▶ _THE DATA_:
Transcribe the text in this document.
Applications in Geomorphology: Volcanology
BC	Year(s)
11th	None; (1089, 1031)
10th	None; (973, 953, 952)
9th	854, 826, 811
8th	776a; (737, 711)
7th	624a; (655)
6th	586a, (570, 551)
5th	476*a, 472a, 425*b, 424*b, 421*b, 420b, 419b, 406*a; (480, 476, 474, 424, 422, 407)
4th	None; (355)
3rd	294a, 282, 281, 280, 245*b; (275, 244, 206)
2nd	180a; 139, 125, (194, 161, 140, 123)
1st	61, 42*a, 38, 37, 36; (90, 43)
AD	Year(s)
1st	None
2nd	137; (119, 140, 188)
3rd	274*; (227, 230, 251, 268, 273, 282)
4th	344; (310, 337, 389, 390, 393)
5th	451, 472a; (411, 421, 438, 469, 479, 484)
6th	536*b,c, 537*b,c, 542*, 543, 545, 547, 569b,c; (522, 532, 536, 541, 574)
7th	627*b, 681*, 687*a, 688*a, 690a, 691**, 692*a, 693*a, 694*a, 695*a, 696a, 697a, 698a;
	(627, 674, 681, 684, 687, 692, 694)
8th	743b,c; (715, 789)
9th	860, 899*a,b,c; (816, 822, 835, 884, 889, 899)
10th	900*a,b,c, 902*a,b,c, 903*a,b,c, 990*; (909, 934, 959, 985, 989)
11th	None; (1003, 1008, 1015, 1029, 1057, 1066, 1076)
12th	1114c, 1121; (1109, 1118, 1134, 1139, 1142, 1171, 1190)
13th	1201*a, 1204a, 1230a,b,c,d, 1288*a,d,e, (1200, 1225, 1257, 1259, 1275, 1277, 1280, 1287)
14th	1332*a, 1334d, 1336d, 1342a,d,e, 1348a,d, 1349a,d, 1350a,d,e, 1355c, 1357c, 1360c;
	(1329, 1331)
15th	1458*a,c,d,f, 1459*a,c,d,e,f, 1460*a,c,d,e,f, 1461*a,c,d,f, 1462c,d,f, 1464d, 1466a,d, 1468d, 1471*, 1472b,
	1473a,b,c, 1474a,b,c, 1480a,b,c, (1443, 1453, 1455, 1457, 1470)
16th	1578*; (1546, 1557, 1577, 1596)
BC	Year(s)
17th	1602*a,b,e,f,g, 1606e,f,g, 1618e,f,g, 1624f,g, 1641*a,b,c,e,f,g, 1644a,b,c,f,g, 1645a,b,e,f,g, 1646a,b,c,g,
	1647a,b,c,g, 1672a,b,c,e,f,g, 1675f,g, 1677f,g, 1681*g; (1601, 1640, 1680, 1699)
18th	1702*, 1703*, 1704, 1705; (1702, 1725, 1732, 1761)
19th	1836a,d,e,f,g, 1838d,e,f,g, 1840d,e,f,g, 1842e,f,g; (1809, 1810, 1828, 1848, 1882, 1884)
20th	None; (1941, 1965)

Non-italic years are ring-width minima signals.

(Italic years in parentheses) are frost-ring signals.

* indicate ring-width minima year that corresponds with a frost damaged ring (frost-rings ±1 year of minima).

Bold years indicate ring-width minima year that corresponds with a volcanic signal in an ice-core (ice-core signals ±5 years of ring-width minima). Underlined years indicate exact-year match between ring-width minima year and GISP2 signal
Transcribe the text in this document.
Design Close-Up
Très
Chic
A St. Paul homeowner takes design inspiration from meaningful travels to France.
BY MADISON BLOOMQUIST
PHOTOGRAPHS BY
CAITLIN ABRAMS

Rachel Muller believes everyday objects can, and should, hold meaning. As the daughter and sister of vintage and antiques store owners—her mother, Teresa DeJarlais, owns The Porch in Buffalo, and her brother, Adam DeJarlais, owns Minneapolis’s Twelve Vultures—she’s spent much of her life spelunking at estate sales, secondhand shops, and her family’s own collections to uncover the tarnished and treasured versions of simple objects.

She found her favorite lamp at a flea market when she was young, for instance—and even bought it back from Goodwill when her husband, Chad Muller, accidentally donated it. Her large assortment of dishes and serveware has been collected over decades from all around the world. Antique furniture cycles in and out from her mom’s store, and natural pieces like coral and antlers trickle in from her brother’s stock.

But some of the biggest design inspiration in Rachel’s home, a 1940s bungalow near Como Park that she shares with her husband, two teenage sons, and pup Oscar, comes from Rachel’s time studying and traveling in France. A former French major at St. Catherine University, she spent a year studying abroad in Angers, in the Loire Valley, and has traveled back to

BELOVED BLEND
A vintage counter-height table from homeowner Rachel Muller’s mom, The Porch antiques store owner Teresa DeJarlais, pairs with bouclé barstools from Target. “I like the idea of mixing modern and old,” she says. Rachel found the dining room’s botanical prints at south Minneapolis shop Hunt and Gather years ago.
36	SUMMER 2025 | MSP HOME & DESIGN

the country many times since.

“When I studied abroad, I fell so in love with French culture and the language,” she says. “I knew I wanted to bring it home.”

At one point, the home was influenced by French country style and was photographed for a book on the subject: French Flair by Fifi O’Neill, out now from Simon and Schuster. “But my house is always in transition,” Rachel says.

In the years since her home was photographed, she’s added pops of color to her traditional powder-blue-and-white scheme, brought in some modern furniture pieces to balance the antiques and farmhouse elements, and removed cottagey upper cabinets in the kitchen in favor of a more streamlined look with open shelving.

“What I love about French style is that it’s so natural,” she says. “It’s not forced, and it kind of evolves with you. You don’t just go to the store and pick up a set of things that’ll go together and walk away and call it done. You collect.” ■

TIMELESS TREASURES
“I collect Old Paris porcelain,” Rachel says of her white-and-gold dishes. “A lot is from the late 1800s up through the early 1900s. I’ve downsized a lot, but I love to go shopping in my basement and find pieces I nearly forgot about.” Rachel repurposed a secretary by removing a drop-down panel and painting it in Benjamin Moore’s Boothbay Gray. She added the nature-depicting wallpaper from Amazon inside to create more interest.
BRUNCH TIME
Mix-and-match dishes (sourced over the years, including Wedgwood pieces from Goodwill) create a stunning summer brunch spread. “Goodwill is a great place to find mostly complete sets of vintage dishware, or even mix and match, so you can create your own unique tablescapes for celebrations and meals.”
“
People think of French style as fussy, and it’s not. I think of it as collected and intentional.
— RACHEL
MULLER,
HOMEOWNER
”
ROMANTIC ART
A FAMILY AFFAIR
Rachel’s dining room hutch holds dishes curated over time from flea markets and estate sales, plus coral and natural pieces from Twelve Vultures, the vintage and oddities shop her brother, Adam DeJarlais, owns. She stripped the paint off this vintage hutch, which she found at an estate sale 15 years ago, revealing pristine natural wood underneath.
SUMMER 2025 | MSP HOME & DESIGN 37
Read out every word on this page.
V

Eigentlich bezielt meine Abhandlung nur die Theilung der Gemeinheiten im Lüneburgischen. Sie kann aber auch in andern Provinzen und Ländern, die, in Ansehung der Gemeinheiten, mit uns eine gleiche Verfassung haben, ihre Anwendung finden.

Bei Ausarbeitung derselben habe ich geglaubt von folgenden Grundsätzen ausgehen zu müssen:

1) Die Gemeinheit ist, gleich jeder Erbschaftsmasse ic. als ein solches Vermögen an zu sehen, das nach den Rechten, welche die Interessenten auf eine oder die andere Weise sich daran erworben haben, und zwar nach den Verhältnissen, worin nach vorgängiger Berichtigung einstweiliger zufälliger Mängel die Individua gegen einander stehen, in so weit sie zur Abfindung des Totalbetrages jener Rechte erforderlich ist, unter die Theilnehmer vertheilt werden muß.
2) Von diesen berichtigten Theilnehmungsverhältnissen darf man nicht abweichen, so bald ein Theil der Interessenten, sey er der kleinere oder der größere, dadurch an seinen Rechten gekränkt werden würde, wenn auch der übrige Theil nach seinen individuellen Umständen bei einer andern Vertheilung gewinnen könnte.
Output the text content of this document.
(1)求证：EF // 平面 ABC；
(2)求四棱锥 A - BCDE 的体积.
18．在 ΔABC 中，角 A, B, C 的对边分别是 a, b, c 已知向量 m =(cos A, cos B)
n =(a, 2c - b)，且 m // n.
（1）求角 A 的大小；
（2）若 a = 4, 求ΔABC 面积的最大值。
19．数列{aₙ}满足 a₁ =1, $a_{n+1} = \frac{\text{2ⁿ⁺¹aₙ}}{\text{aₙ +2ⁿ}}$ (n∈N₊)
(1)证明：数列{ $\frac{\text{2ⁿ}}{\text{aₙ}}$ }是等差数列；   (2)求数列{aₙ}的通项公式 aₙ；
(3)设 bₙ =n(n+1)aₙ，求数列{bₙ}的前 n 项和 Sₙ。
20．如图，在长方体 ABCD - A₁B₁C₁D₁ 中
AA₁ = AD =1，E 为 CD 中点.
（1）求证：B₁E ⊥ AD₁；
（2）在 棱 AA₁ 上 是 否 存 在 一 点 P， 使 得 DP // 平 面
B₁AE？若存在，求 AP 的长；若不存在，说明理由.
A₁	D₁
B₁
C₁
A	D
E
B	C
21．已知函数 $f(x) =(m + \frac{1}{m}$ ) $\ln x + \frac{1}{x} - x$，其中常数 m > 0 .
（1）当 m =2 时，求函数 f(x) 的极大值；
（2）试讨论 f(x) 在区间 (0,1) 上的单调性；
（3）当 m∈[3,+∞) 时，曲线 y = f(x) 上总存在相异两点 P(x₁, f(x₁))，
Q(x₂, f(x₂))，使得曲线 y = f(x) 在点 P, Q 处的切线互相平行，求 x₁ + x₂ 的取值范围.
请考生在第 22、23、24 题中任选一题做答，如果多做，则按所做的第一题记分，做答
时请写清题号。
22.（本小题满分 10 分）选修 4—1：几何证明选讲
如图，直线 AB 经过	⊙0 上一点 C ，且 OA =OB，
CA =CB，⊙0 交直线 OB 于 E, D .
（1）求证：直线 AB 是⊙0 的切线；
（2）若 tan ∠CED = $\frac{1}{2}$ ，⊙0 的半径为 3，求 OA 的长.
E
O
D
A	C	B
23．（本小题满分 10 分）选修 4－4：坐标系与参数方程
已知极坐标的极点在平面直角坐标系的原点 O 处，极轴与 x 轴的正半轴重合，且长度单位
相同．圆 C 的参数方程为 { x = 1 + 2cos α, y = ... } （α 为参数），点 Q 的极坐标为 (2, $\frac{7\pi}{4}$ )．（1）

▶ _WRITTEN TASK_:
From the records given above, copy all lines containing "store".

▶ _WRITTEN ANSWER_:
Rachel Muller believes everyday objects can, and should, hold meaning. As the daughter and sister of vintage and antiques store owners—her mother, Teresa DeJarlais, owns The Porch in Buffalo, and her brother, Adam DeJarlais, owns Minneapolis’s Twelve Vultures—she’s spent much of her life spelunking at estate sales, secondhand shops, and her family’s own collections to uncover the tarnished and treasured versions of simple objects.
She found her favorite lamp at a flea market when she was young, for instance—and even bought it back from Goodwill when her husband, Chad Muller, accidentally donated it. Her large assortment of dishes and serveware has been collected over decades from all around the world. Antique furniture cycles in and out from her mom’s store, and natural pieces like coral and antlers trickle in from her brother’s stock.
A vintage counter-height table from homeowner Rachel Muller’s mom, The Porch antiques store owner Teresa DeJarlais, pairs with bouclé barstools from Target. “I like the idea of mixing modern and old,” she says. Rachel found the dining room’s botanical prints at south Minneapolis shop Hunt and Gather years ago.
“What I love about French style is that it’s so natural,” she says. “It’s not forced, and it kind of evolves with you. You don’t just go to the store and pick up a set of things that’ll go together and walk away and call it done. You collect.” ■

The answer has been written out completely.